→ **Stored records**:
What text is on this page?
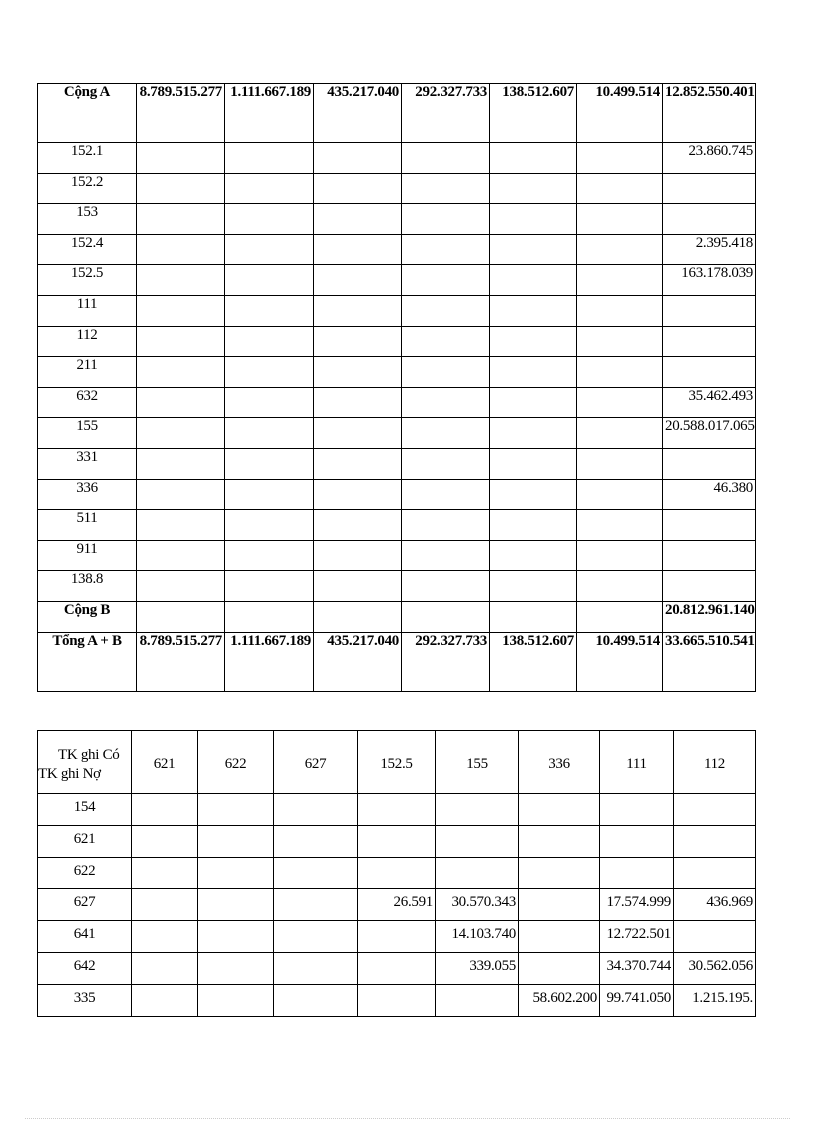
Cộng A	8.789.515.277	1.111.667.189	435.217.040	292.327.733	138.512.607	10.499.514	12.852.550.401
152.1							23.860.745
152.2							
153							
152.4							2.395.418
152.5							163.178.039
111							
112							
211							
632							35.462.493
155							20.588.017.065
331							
336							46.380
511							
911							
138.8							
Cộng B							20.812.961.140
Tổng A + B	8.789.515.277	1.111.667.189	435.217.040	292.327.733	138.512.607	10.499.514	33.665.510.541
TK ghi Có
TK ghi Nợ	621	622	627	152.5	155	336	111	112
154								
621								
622								
627				26.591	30.570.343		17.574.999	436.969
641					14.103.740		12.722.501	
642					339.055		34.370.744	30.562.056
335						58.602.200	99.741.050	1.215.195.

→ **EXERCISE OBJECTIVE**: Quote the records in full and exactly; skip any image.

→ **WRITTEN SOLUTION**:
What text is on this page?
Cộng A	8.789.515.277	1.111.667.189	435.217.040	292.327.733	138.512.607	10.499.514	12.852.550.401
152.1							23.860.745
152.2							
153							
152.4							2.395.418
152.5							163.178.039
111							
112							
211							
632							35.462.493
155							20.588.017.065
331							
336							46.380
511							
911							
138.8							
Cộng B							20.812.961.140
Tổng A + B	8.789.515.277	1.111.667.189	435.217.040	292.327.733	138.512.607	10.499.514	33.665.510.541
TK ghi Có
TK ghi Nợ	621	622	627	152.5	155	336	111	112
154								
621								
622								
627				26.591	30.570.343		17.574.999	436.969
641					14.103.740		12.722.501	
642					339.055		34.370.744	30.562.056
335						58.602.200	99.741.050	1.215.195.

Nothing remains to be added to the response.